[SHORT EXERCISE] Word for word, quote all of the material, omitting the pictures.

===== PROVIDED INFORMATION

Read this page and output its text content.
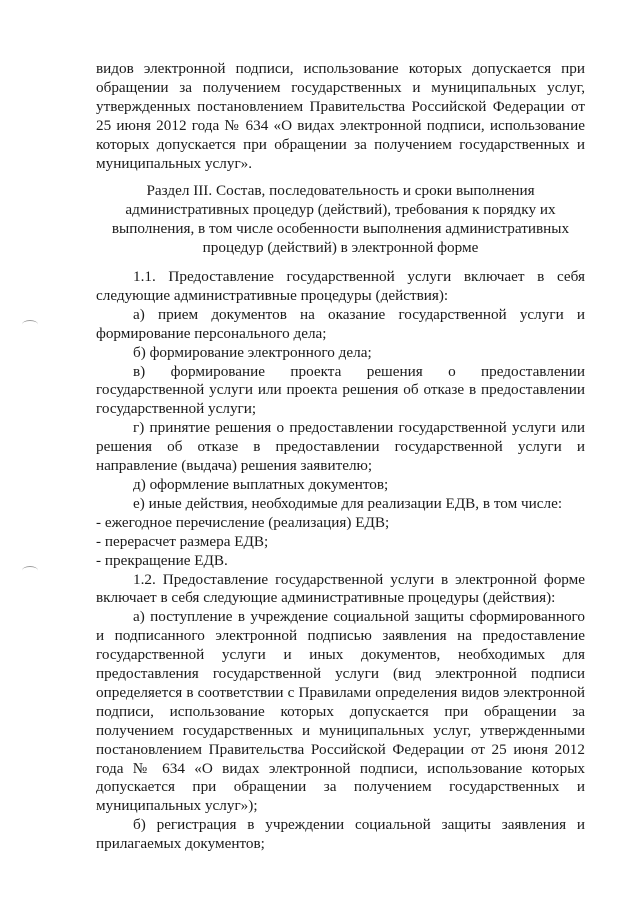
видов электронной подписи, использование которых допускается при обращении за получением государственных и муниципальных услуг, утвержденных постановлением Правительства Российской Федерации от 25 июня 2012 года № 634 «О видах электронной подписи, использование которых допускается при обращении за получением государственных и муниципальных услуг».

Раздел III. Состав, последовательность и сроки выполнения
административных процедур (действий), требования к порядку их
выполнения, в том числе особенности выполнения административных
процедур (действий) в электронной форме

1.1. Предоставление государственной услуги включает в себя следующие административные процедуры (действия):

а) прием документов на оказание государственной услуги и формирование персонального дела;

б) формирование электронного дела;

в) формирование проекта решения о предоставлении государственной услуги или проекта решения об отказе в предоставлении государственной услуги;

г) принятие решения о предоставлении государственной услуги или решения об отказе в предоставлении государственной услуги и направление (выдача) решения заявителю;

д) оформление выплатных документов;

е) иные действия, необходимые для реализации ЕДВ, в том числе:

- ежегодное перечисление (реализация) ЕДВ;

- перерасчет размера ЕДВ;

- прекращение ЕДВ.

1.2. Предоставление государственной услуги в электронной форме включает в себя следующие административные процедуры (действия):

а) поступление в учреждение социальной защиты сформированного и подписанного электронной подписью заявления на предоставление государственной услуги и иных документов, необходимых для предоставления государственной услуги (вид электронной подписи определяется в соответствии с Правилами определения видов электронной подписи, использование которых допускается при обращении за получением государственных и муниципальных услуг, утвержденными постановлением Правительства Российской Федерации от 25 июня 2012 года № 634 «О видах электронной подписи, использование которых допускается при обращении за получением государственных и муниципальных услуг»);

б) регистрация в учреждении социальной защиты заявления и прилагаемых документов;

==========

[COMPLETED TASK]
Read this page and output its text content.
видов электронной подписи, использование которых допускается при обращении за получением государственных и муниципальных услуг, утвержденных постановлением Правительства Российской Федерации от 25 июня 2012 года № 634 «О видах электронной подписи, использование которых допускается при обращении за получением государственных и муниципальных услуг».

Раздел III. Состав, последовательность и сроки выполнения
административных процедур (действий), требования к порядку их
выполнения, в том числе особенности выполнения административных
процедур (действий) в электронной форме

1.1. Предоставление государственной услуги включает в себя следующие административные процедуры (действия):

а) прием документов на оказание государственной услуги и формирование персонального дела;

б) формирование электронного дела;

в) формирование проекта решения о предоставлении государственной услуги или проекта решения об отказе в предоставлении государственной услуги;

г) принятие решения о предоставлении государственной услуги или решения об отказе в предоставлении государственной услуги и направление (выдача) решения заявителю;

д) оформление выплатных документов;

е) иные действия, необходимые для реализации ЕДВ, в том числе:

- ежегодное перечисление (реализация) ЕДВ;

- перерасчет размера ЕДВ;

- прекращение ЕДВ.

1.2. Предоставление государственной услуги в электронной форме включает в себя следующие административные процедуры (действия):

а) поступление в учреждение социальной защиты сформированного и подписанного электронной подписью заявления на предоставление государственной услуги и иных документов, необходимых для предоставления государственной услуги (вид электронной подписи определяется в соответствии с Правилами определения видов электронной подписи, использование которых допускается при обращении за получением государственных и муниципальных услуг, утвержденными постановлением Правительства Российской Федерации от 25 июня 2012 года № 634 «О видах электронной подписи, использование которых допускается при обращении за получением государственных и муниципальных услуг»);

б) регистрация в учреждении социальной защиты заявления и прилагаемых документов;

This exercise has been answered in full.